- _Task goal_
Transcribe the whole listing without a single picture.

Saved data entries
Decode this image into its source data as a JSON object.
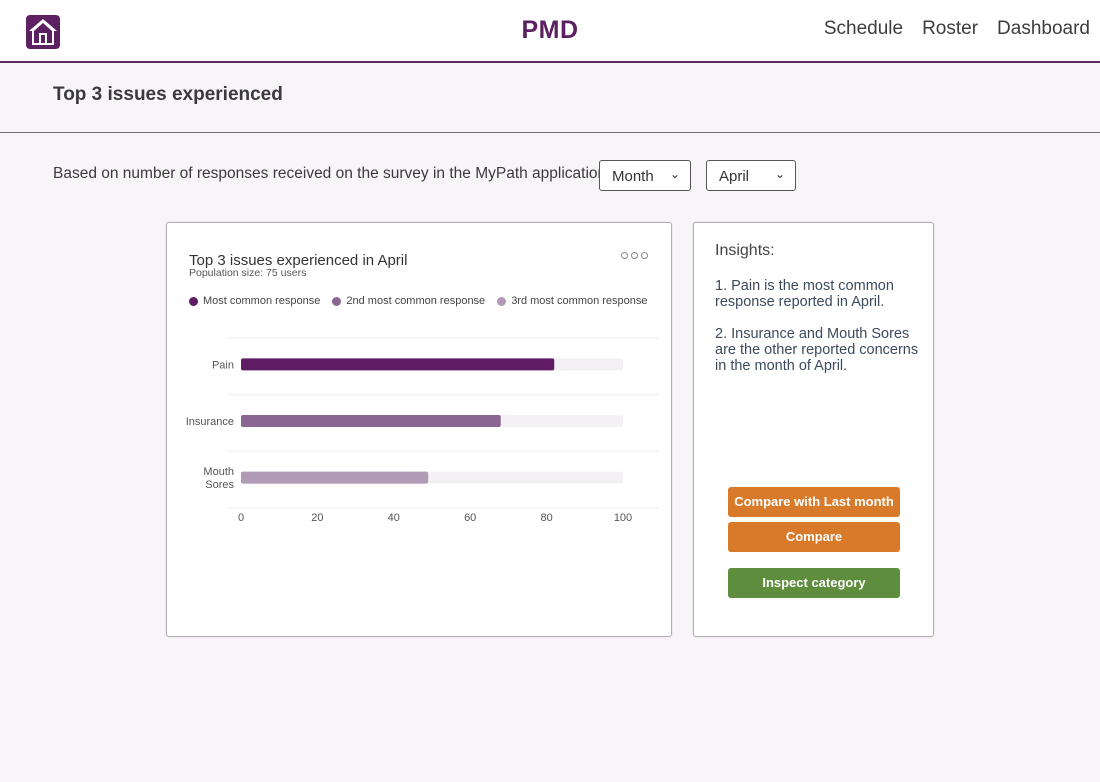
{
  "header": {
    "brand": "PMD",
    "nav": [
      "Schedule",
      "Roster",
      "Dashboard"
    ]
  },
  "page": {
    "title": "Top 3 issues experienced",
    "filter_text": "Based on number of responses received on the survey in the MyPath application per",
    "period_select": "Month",
    "month_select": "April"
  },
  "chart_data": {
    "type": "bar",
    "orientation": "horizontal",
    "title": "Top 3 issues experienced in April",
    "subtitle": "Population size: 75 users",
    "categories": [
      "Pain",
      "Insurance",
      "Mouth Sores"
    ],
    "values": [
      82,
      68,
      49
    ],
    "xlim": [
      0,
      100
    ],
    "xticks": [
      "0",
      "20",
      "40",
      "60",
      "80",
      "100"
    ],
    "legend": [
      "Most common response",
      "2nd most common response",
      "3rd most common response"
    ],
    "legend_position": "top",
    "grid": true,
    "colors": [
      "#5f1b64",
      "#8a6790",
      "#b09ab6"
    ],
    "track_color": "#f3f1f3"
  },
  "insights": {
    "title": "Insights:",
    "items": [
      "1. Pain is the most common response reported in April.",
      "2. Insurance and Mouth Sores are the other reported concerns in the month of April."
    ]
  },
  "buttons": {
    "compare_last": "Compare with Last month",
    "compare": "Compare",
    "inspect": "Inspect category"
  },
  "colors": {
    "brand": "#5c2160",
    "orange": "#d97a2a",
    "green": "#5f8d3e"
  }
}
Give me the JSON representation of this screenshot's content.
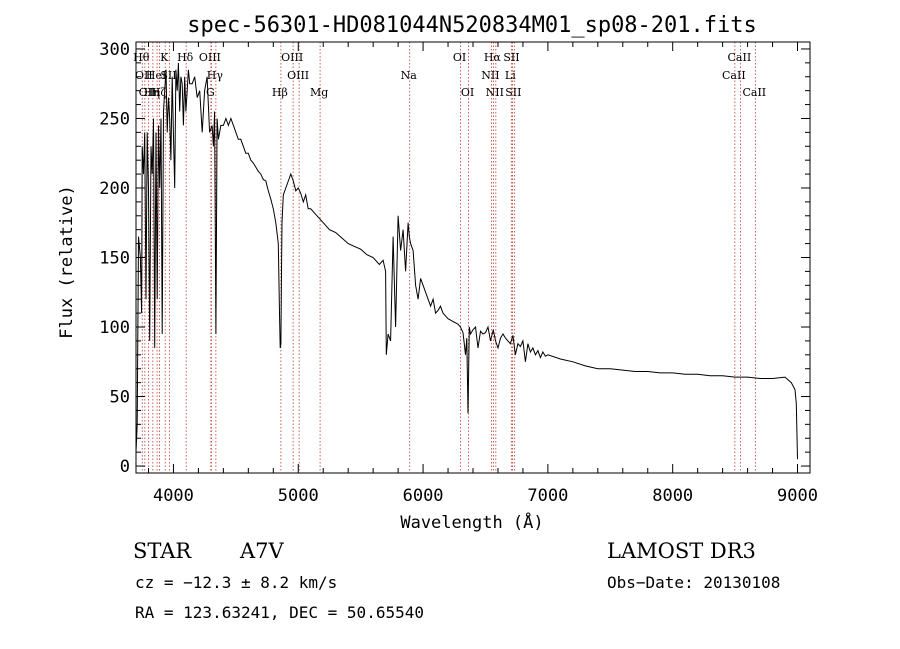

- _Result for this exercise_
Decode this image into its source data as a JSON object.
{
  "header": {
    "brand": "PMD",
    "nav": [
      "Schedule",
      "Roster",
      "Dashboard"
    ]
  },
  "page": {
    "title": "Top 3 issues experienced",
    "filter_text": "Based on number of responses received on the survey in the MyPath application per",
    "period_select": "Month",
    "month_select": "April"
  },
  "chart_data": {
    "type": "bar",
    "orientation": "horizontal",
    "title": "Top 3 issues experienced in April",
    "subtitle": "Population size: 75 users",
    "categories": [
      "Pain",
      "Insurance",
      "Mouth Sores"
    ],
    "values": [
      82,
      68,
      49
    ],
    "xlim": [
      0,
      100
    ],
    "xticks": [
      "0",
      "20",
      "40",
      "60",
      "80",
      "100"
    ],
    "legend": [
      "Most common response",
      "2nd most common response",
      "3rd most common response"
    ],
    "legend_position": "top",
    "grid": true,
    "colors": [
      "#5f1b64",
      "#8a6790",
      "#b09ab6"
    ],
    "track_color": "#f3f1f3"
  },
  "insights": {
    "title": "Insights:",
    "items": [
      "1. Pain is the most common response reported in April.",
      "2. Insurance and Mouth Sores are the other reported concerns in the month of April."
    ]
  },
  "buttons": {
    "compare_last": "Compare with Last month",
    "compare": "Compare",
    "inspect": "Inspect category"
  },
  "colors": {
    "brand": "#5c2160",
    "orange": "#d97a2a",
    "green": "#5f8d3e"
  }
}
Give me the JSON representation of this screenshot's content.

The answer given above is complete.